EXERCISE:
Transcribe the records below exactly as they appear, omitting any pictures.
____________________
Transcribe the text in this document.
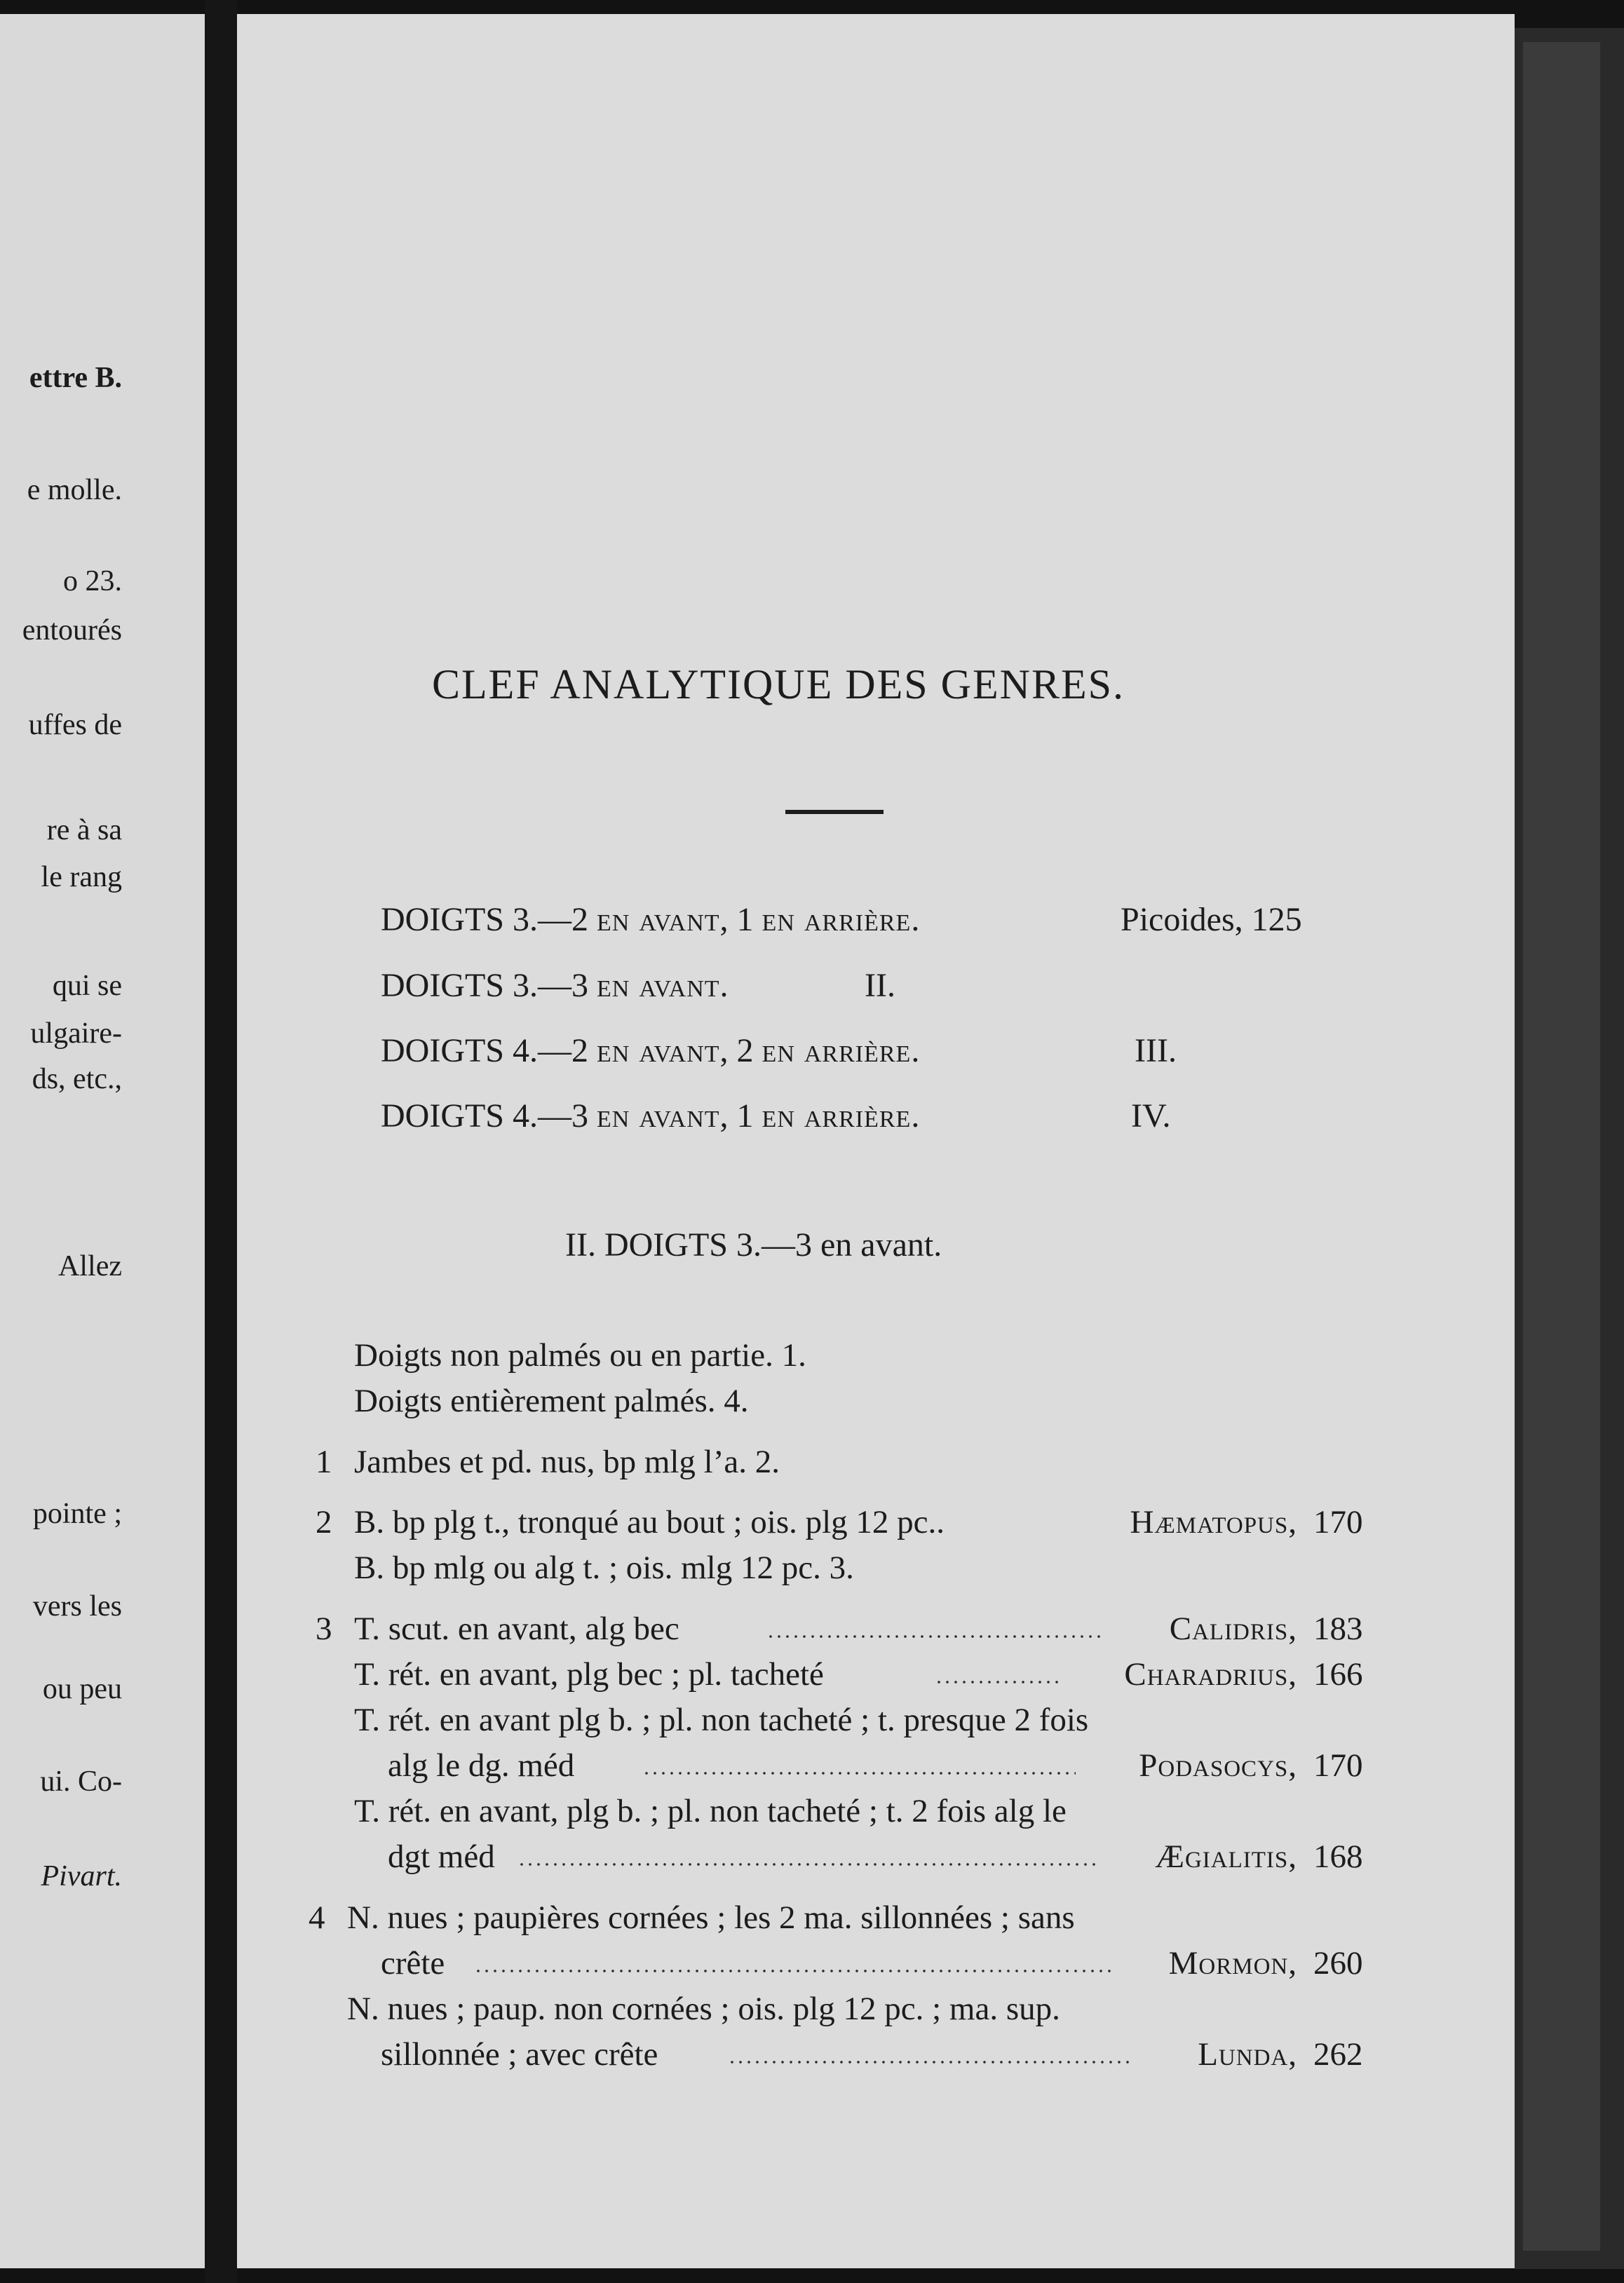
ettre B.
e molle.
o 23.
entourés
uffes de
re à sa
le rang
qui se
ulgaire-
ds, etc.,
Allez
pointe ;
vers les
ou peu
ui. Co-
Pivart.
CLEF ANALYTIQUE DES GENRES.
DOIGTS 3.—2 en avant, 1 en arrière.	Picoides, 125
DOIGTS 3.—3 en avant.	II.
DOIGTS 4.—2 en avant, 2 en arrière.	III.
DOIGTS 4.—3 en avant, 1 en arrière.	IV.
II. DOIGTS 3.—3 en avant.
Doigts non palmés ou en partie. 1.
Doigts entièrement palmés. 4.
1 Jambes et pd. nus, bp mlg l’a. 2.
2 B. bp plg t., tronqué au bout ; ois. plg 12 pc..	Hæmatopus, 170
B. bp mlg ou alg t. ; ois. mlg 12 pc. 3.
3 T. scut. en avant, alg bec	Calidris, 183
T. rét. en avant, plg bec ; pl. tacheté	Charadrius, 166
T. rét. en avant plg b. ; pl. non tacheté ; t. presque 2 fois
alg le dg. méd	Podasocys, 170
T. rét. en avant, plg b. ; pl. non tacheté ; t. 2 fois alg le
dgt méd	Ægialitis, 168
4 N. nues ; paupières cornées ; les 2 ma. sillonnées ; sans
crête	Mormon, 260
N. nues ; paup. non cornées ; ois. plg 12 pc. ; ma. sup.
sillonnée ; avec crête	Lunda, 262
____________________
REPLY TO THE TASK:
Transcribe the text in this document.
ettre B.
e molle.
o 23.
entourés
uffes de
re à sa
le rang
qui se
ulgaire-
ds, etc.,
Allez
pointe ;
vers les
ou peu
ui. Co-
Pivart.
CLEF ANALYTIQUE DES GENRES.
DOIGTS 3.—2 en avant, 1 en arrière.	Picoides, 125
DOIGTS 3.—3 en avant.	II.
DOIGTS 4.—2 en avant, 2 en arrière.	III.
DOIGTS 4.—3 en avant, 1 en arrière.	IV.
II. DOIGTS 3.—3 en avant.
Doigts non palmés ou en partie. 1.
Doigts entièrement palmés. 4.
1 Jambes et pd. nus, bp mlg l’a. 2.
2 B. bp plg t., tronqué au bout ; ois. plg 12 pc..	Hæmatopus, 170
B. bp mlg ou alg t. ; ois. mlg 12 pc. 3.
3 T. scut. en avant, alg bec	Calidris, 183
T. rét. en avant, plg bec ; pl. tacheté	Charadrius, 166
T. rét. en avant plg b. ; pl. non tacheté ; t. presque 2 fois
alg le dg. méd	Podasocys, 170
T. rét. en avant, plg b. ; pl. non tacheté ; t. 2 fois alg le
dgt méd	Ægialitis, 168
4 N. nues ; paupières cornées ; les 2 ma. sillonnées ; sans
crête	Mormon, 260
N. nues ; paup. non cornées ; ois. plg 12 pc. ; ma. sup.
sillonnée ; avec crête	Lunda, 262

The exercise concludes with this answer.